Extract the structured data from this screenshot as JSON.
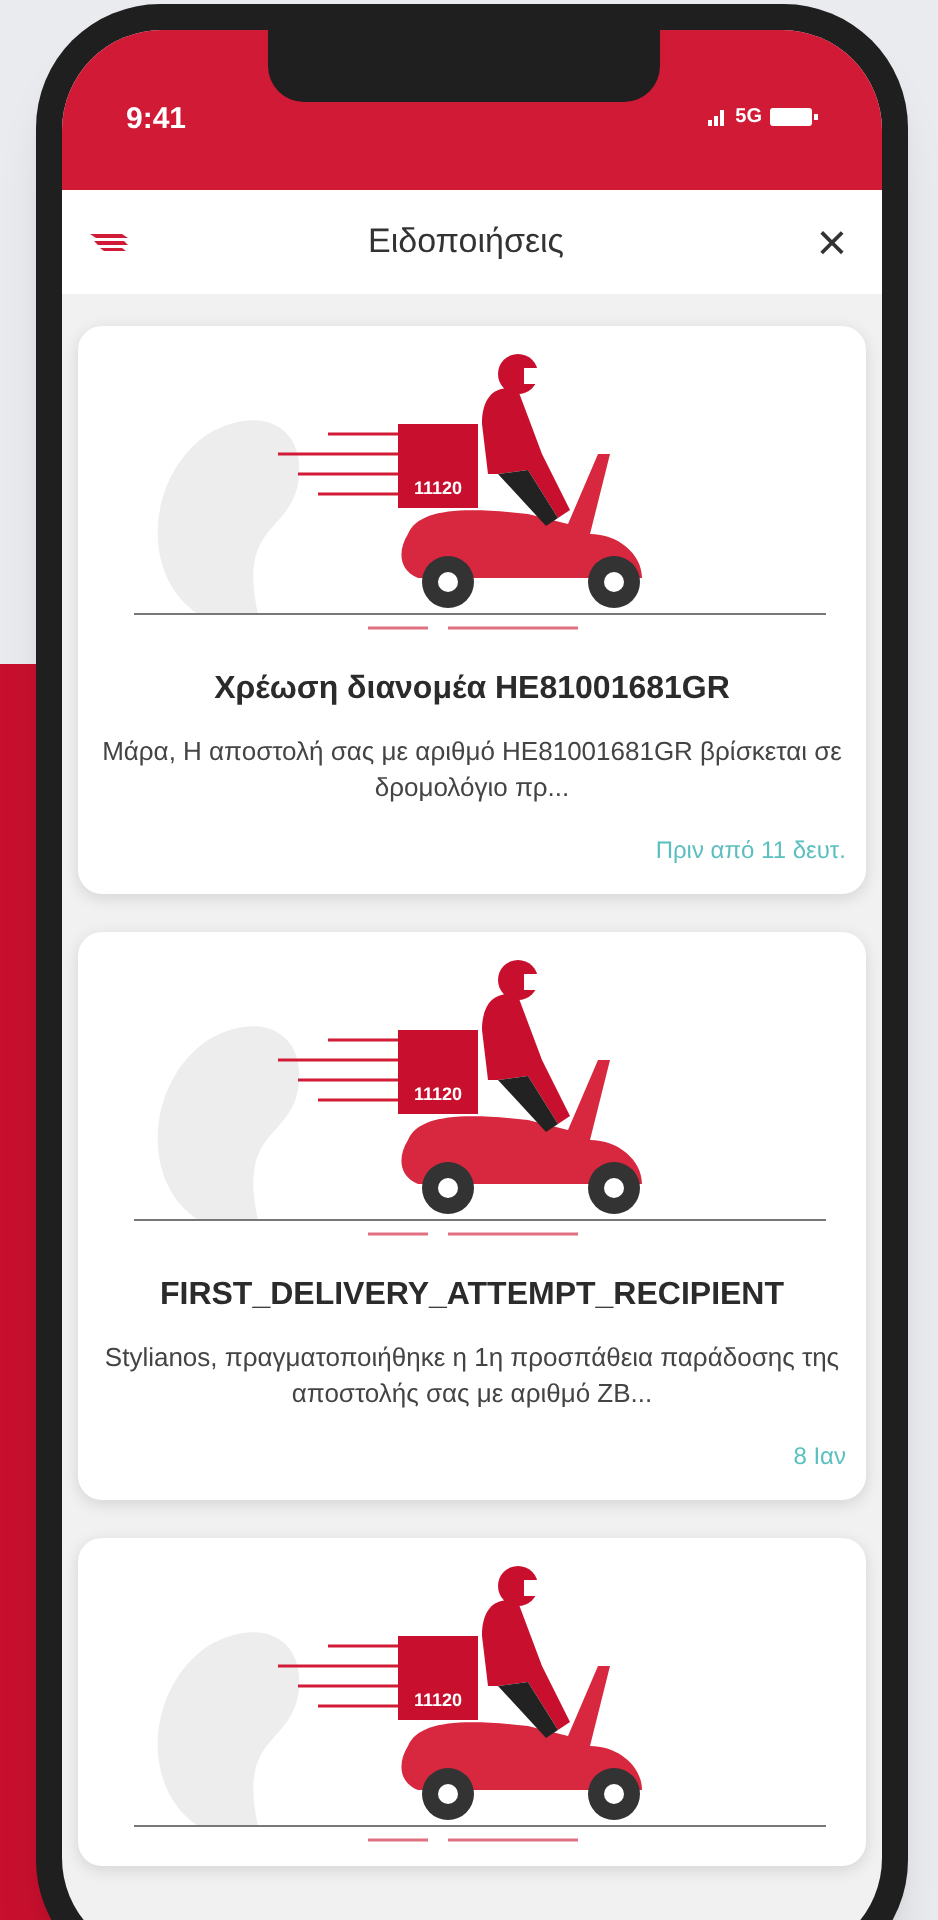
{
  "status_bar": {
    "time": "9:41",
    "network": "5G"
  },
  "header": {
    "title": "Ειδοποιήσεις",
    "close": "×"
  },
  "notifications": [
    {
      "box_label": "11120",
      "title": "Χρέωση διανομέα HE81001681GR",
      "message": "Μάρα, Η αποστολή σας με αριθμό HE81001681GR βρίσκεται σε δρομολόγιο πρ...",
      "time": "Πριν από 11 δευτ."
    },
    {
      "box_label": "11120",
      "title": "FIRST_DELIVERY_ATTEMPT_RECIPIENT",
      "message": "Stylianos, πραγματοποιήθηκε η 1η προσπάθεια παράδοσης της αποστολής σας με αριθμό ΖΒ...",
      "time": "8 Ιαν"
    },
    {
      "box_label": "11120"
    }
  ]
}
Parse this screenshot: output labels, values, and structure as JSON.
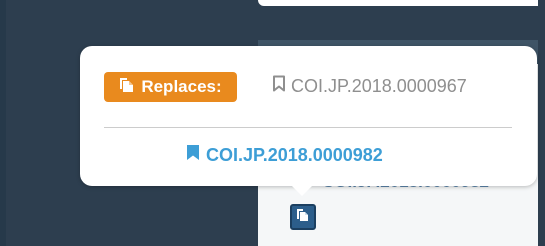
{
  "colors": {
    "background_dark": "#2d3e4f",
    "badge_orange": "#e98a1e",
    "link_blue": "#3d9ed6",
    "muted_gray": "#8f8f8f",
    "icon_button_blue": "#2c5e8b"
  },
  "popover": {
    "badge": {
      "label": "Replaces:",
      "icon": "document-copy-icon"
    },
    "replaced_identifier": {
      "text": "COI.JP.2018.0000967",
      "icon": "bookmark-outline-icon"
    },
    "current_identifier": {
      "text": "COI.JP.2018.0000982",
      "icon": "bookmark-filled-icon"
    }
  },
  "background": {
    "identifier_link": "COI.JP.2018.0000982",
    "button_icon": "document-copy-icon"
  }
}
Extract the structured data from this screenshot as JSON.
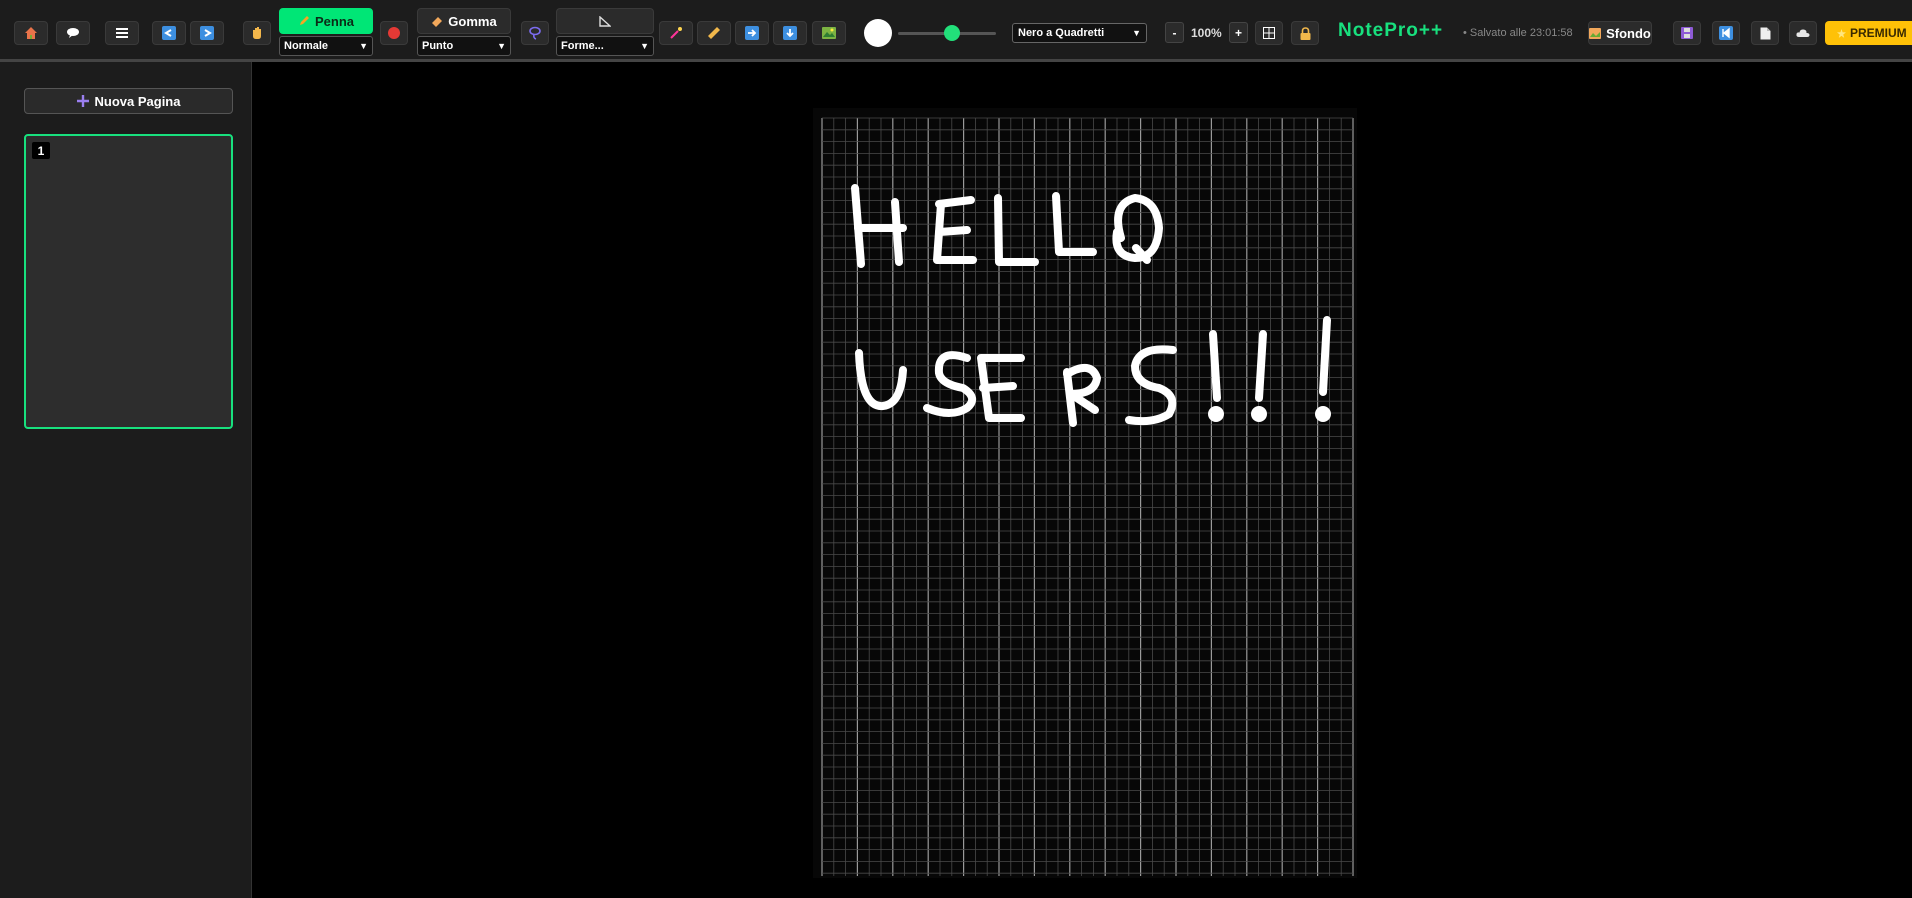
{
  "toolbar": {
    "pen": {
      "label": "Penna",
      "mode": "Normale"
    },
    "eraser": {
      "label": "Gomma",
      "mode": "Punto"
    },
    "shapes": {
      "mode": "Forme..."
    },
    "background_select": "Nero a Quadretti",
    "zoom": {
      "minus": "-",
      "level": "100%",
      "plus": "+"
    },
    "app_title": "NotePro++",
    "save_status": "• Salvato alle 23:01:58",
    "sfondo_label": "Sfondo",
    "premium_label": "PREMIUM",
    "stroke_size_fraction": 0.55
  },
  "sidebar": {
    "new_page_label": "Nuova Pagina",
    "pages": [
      {
        "number": "1"
      }
    ]
  },
  "canvas": {
    "background": "black grid",
    "ink_color": "#ffffff",
    "handwritten_text": [
      "HELLO",
      "USERS!!!"
    ]
  },
  "colors": {
    "accent": "#18e07e",
    "pen_active": "#00e676",
    "premium": "#ffc107",
    "ink_dot": "#e53935"
  }
}
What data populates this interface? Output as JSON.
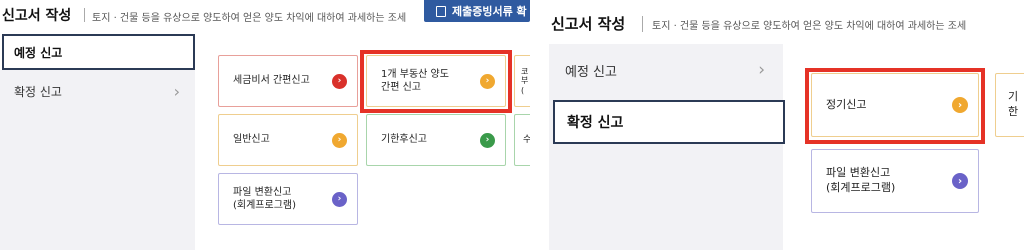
{
  "left": {
    "title": "신고서 작성",
    "description": "토지 · 건물 등을 유상으로 양도하여 얻은 양도 차익에 대하여 과세하는 조세",
    "top_button_label": "제출증빙서류 확",
    "side_items": [
      {
        "label": "예정 신고",
        "active": true
      },
      {
        "label": "확정 신고",
        "active": false,
        "chevron": "›"
      }
    ],
    "cards": [
      {
        "label": "세금비서 간편신고",
        "color": "red"
      },
      {
        "label": "1개 부동산 양도\n간편 신고",
        "color": "orange"
      },
      {
        "label": "일반신고",
        "color": "orange"
      },
      {
        "label": "기한후신고",
        "color": "green"
      },
      {
        "label": "파일 변환신고\n(회계프로그램)",
        "color": "purple"
      }
    ],
    "partial_cards": [
      {
        "label": "코\n부\n(",
        "color": "orange"
      },
      {
        "label": "수",
        "color": "green"
      }
    ]
  },
  "right": {
    "title": "신고서 작성",
    "description": "토지 · 건물 등을 유상으로 양도하여 얻은 양도 차익에 대하여 과세하는 조세",
    "side_items": [
      {
        "label": "예정 신고",
        "active": false,
        "chevron": "›"
      },
      {
        "label": "확정 신고",
        "active": true
      }
    ],
    "cards": [
      {
        "label": "정기신고",
        "color": "orange"
      },
      {
        "label": "파일 변환신고\n(회계프로그램)",
        "color": "purple"
      }
    ],
    "partial_card_label": "기한"
  },
  "icons": {
    "card_arrow": "chevron-right-circle-icon",
    "side_arrow": "chevron-right-icon",
    "doc": "document-icon"
  },
  "colors": {
    "highlight": "#e53226",
    "active_border": "#2b3a55",
    "button_blue": "#2f5aa0",
    "sidebar_bg": "#f2f2f5"
  }
}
----
> _Problem statement_:
Copy the material above in full and exactly, skipping pictures.

> _Reply_:
Extract the structured data from this screenshot as JSON.
{
  "status_bar": {
    "time": "9:41",
    "network": "5G"
  },
  "header": {
    "title": "Ειδοποιήσεις",
    "close": "×"
  },
  "notifications": [
    {
      "box_label": "11120",
      "title": "Χρέωση διανομέα HE81001681GR",
      "message": "Μάρα, Η αποστολή σας με αριθμό HE81001681GR βρίσκεται σε δρομολόγιο πρ...",
      "time": "Πριν από 11 δευτ."
    },
    {
      "box_label": "11120",
      "title": "FIRST_DELIVERY_ATTEMPT_RECIPIENT",
      "message": "Stylianos, πραγματοποιήθηκε η 1η προσπάθεια παράδοσης της αποστολής σας με αριθμό ΖΒ...",
      "time": "8 Ιαν"
    },
    {
      "box_label": "11120"
    }
  ]
}
Parse this screenshot: output labels, values, and structure as JSON.
{
  "colors": {
    "background_dark": "#2d3e4f",
    "badge_orange": "#e98a1e",
    "link_blue": "#3d9ed6",
    "muted_gray": "#8f8f8f",
    "icon_button_blue": "#2c5e8b"
  },
  "popover": {
    "badge": {
      "label": "Replaces:",
      "icon": "document-copy-icon"
    },
    "replaced_identifier": {
      "text": "COI.JP.2018.0000967",
      "icon": "bookmark-outline-icon"
    },
    "current_identifier": {
      "text": "COI.JP.2018.0000982",
      "icon": "bookmark-filled-icon"
    }
  },
  "background": {
    "identifier_link": "COI.JP.2018.0000982",
    "button_icon": "document-copy-icon"
  }
}
Extract the structured data from this screenshot as JSON.
{
  "toolbar": {
    "pen": {
      "label": "Penna",
      "mode": "Normale"
    },
    "eraser": {
      "label": "Gomma",
      "mode": "Punto"
    },
    "shapes": {
      "mode": "Forme..."
    },
    "background_select": "Nero a Quadretti",
    "zoom": {
      "minus": "-",
      "level": "100%",
      "plus": "+"
    },
    "app_title": "NotePro++",
    "save_status": "• Salvato alle 23:01:58",
    "sfondo_label": "Sfondo",
    "premium_label": "PREMIUM",
    "stroke_size_fraction": 0.55
  },
  "sidebar": {
    "new_page_label": "Nuova Pagina",
    "pages": [
      {
        "number": "1"
      }
    ]
  },
  "canvas": {
    "background": "black grid",
    "ink_color": "#ffffff",
    "handwritten_text": [
      "HELLO",
      "USERS!!!"
    ]
  },
  "colors": {
    "accent": "#18e07e",
    "pen_active": "#00e676",
    "premium": "#ffc107",
    "ink_dot": "#e53935"
  }
}
What data populates this interface? Output as JSON.
{
  "left": {
    "title": "신고서 작성",
    "description": "토지 · 건물 등을 유상으로 양도하여 얻은 양도 차익에 대하여 과세하는 조세",
    "top_button_label": "제출증빙서류 확",
    "side_items": [
      {
        "label": "예정 신고",
        "active": true
      },
      {
        "label": "확정 신고",
        "active": false,
        "chevron": "›"
      }
    ],
    "cards": [
      {
        "label": "세금비서 간편신고",
        "color": "red"
      },
      {
        "label": "1개 부동산 양도\n간편 신고",
        "color": "orange"
      },
      {
        "label": "일반신고",
        "color": "orange"
      },
      {
        "label": "기한후신고",
        "color": "green"
      },
      {
        "label": "파일 변환신고\n(회계프로그램)",
        "color": "purple"
      }
    ],
    "partial_cards": [
      {
        "label": "코\n부\n(",
        "color": "orange"
      },
      {
        "label": "수",
        "color": "green"
      }
    ]
  },
  "right": {
    "title": "신고서 작성",
    "description": "토지 · 건물 등을 유상으로 양도하여 얻은 양도 차익에 대하여 과세하는 조세",
    "side_items": [
      {
        "label": "예정 신고",
        "active": false,
        "chevron": "›"
      },
      {
        "label": "확정 신고",
        "active": true
      }
    ],
    "cards": [
      {
        "label": "정기신고",
        "color": "orange"
      },
      {
        "label": "파일 변환신고\n(회계프로그램)",
        "color": "purple"
      }
    ],
    "partial_card_label": "기한"
  },
  "icons": {
    "card_arrow": "chevron-right-circle-icon",
    "side_arrow": "chevron-right-icon",
    "doc": "document-icon"
  },
  "colors": {
    "highlight": "#e53226",
    "active_border": "#2b3a55",
    "button_blue": "#2f5aa0",
    "sidebar_bg": "#f2f2f5"
  }
}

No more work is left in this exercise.